PASSAGE PROVIDED ->
According to the Spine Research Institute at Ohio State University, work-related musculoskeletal issues cost Americans up to $25 billion annually. Low back pain alone racks up as much as $78 billion indirect costs. Altogether, that’s more than $100 billion—a large portion of which is likely spent on chiropractic.
The question is: Are you efficiently and economically processing claims, so you collect the maximum amount owed? If not, you can change that by taking four simple steps.
Step 1: Apply Claims Processing Information to Your Patient’s Account
The first step to making claims processing easy is updating both patient and insurance information. At a minimum this would include:
- Patient’s name, address, phone number, date of birth, and gender.
- Patients insurance identification numbers.
- Insurance benefits like deductible amounts, coverage limits, copays and coinsurances.
- Insurance company’s name, address, and phone.
Step 2: Automates Insurance Charges
The second step involved in making claims processing simpler is to use a billing system that automates the charged portion of the billing process. What this means is you’ll automatically post how much the insurance company will reimburse for each service. Additionally, the system should automatically bill any copays or co-insurance, track when the deductible is met, and charge cash fees when benefits are exhausted.

Records from a dataset
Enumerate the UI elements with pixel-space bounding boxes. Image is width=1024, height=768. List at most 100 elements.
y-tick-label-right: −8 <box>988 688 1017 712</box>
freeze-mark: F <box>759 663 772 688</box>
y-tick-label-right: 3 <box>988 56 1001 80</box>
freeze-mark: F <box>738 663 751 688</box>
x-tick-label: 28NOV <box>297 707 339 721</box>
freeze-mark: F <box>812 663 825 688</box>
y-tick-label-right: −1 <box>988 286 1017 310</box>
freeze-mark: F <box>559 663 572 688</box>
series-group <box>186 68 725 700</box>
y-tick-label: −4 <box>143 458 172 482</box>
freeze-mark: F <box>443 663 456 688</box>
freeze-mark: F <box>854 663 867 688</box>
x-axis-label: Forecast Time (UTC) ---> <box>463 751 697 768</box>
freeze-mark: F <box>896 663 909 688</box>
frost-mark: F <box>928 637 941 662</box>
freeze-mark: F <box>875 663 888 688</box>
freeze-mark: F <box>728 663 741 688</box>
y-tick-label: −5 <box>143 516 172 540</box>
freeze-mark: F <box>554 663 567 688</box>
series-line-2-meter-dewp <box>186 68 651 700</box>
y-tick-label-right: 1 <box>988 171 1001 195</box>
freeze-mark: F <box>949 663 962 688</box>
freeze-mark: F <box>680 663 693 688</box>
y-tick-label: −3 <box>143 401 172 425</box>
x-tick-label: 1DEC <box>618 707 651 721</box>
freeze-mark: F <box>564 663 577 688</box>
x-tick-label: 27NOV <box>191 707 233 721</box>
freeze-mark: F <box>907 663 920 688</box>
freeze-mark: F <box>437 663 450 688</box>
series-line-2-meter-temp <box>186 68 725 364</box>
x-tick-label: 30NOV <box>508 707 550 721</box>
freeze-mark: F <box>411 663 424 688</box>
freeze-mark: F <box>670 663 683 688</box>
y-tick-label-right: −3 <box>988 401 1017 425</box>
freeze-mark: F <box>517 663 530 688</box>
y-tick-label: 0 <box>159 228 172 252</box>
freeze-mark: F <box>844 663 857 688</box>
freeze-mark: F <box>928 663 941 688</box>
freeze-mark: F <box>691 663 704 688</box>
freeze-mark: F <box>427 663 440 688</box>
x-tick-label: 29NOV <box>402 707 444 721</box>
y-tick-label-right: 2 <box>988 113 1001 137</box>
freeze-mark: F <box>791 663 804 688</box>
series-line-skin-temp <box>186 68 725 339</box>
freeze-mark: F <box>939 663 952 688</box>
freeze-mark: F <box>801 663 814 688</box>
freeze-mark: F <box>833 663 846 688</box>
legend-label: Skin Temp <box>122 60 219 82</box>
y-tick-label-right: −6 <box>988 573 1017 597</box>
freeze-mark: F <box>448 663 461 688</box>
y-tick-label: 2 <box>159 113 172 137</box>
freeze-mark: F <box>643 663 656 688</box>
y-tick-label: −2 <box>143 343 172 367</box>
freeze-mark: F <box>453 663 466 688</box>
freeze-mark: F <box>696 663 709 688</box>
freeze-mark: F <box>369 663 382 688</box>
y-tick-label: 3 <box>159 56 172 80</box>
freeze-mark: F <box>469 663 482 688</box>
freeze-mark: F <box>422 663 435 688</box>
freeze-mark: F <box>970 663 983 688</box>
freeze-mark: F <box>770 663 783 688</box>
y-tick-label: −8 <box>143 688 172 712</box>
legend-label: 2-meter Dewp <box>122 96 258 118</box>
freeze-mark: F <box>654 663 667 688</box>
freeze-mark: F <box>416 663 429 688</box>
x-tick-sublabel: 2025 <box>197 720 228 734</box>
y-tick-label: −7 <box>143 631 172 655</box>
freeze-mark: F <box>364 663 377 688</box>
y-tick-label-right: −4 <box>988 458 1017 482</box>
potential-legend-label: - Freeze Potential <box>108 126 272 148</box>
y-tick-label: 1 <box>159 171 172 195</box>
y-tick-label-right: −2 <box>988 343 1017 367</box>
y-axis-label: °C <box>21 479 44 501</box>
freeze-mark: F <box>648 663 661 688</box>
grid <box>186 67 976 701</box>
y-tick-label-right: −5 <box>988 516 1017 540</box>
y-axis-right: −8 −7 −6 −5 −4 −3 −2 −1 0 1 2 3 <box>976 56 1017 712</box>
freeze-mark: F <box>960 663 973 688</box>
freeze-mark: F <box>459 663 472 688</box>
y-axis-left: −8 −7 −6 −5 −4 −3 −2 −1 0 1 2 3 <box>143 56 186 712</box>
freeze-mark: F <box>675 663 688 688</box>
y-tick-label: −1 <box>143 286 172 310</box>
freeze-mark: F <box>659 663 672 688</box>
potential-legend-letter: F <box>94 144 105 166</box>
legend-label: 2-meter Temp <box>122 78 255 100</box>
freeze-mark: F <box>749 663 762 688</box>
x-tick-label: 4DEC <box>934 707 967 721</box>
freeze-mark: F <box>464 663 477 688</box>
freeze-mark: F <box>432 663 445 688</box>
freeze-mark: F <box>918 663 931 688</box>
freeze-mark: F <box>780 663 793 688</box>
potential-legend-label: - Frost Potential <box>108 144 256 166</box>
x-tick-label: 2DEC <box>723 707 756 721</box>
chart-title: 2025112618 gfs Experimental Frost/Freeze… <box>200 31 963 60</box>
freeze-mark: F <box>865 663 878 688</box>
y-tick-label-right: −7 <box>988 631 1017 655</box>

STUDY QUESTIONS ->
(1) According to the claims processing passage, how much can low back pain alone cost in indirect costs?
(2) In one to three sentences, explain why the claims processing passage recommends a billing system that automates the charged portion of the billing process.
(3) Rewrite the part of the claims processing passage starting with "Step 1: Apply" and going on through "birth, and gender.", changing "date of birth" to "birth date".

SOLUTION SET ->
(1) As much as $78 billion.

(2) Such a system makes claims processing simpler because it automatically posts how much the insurance company will reimburse for each service. It should also automatically bill copays or co-insurance, track when the deductible is met, and charge cash fees when benefits are exhausted.

(3)
Step 1: Apply Claims Processing Information to Your Patient’s Account
The first step to making claims processing easy is updating both patient and insurance information. At a minimum this would include:
- Patient’s name, address, phone number, birth date, and gender.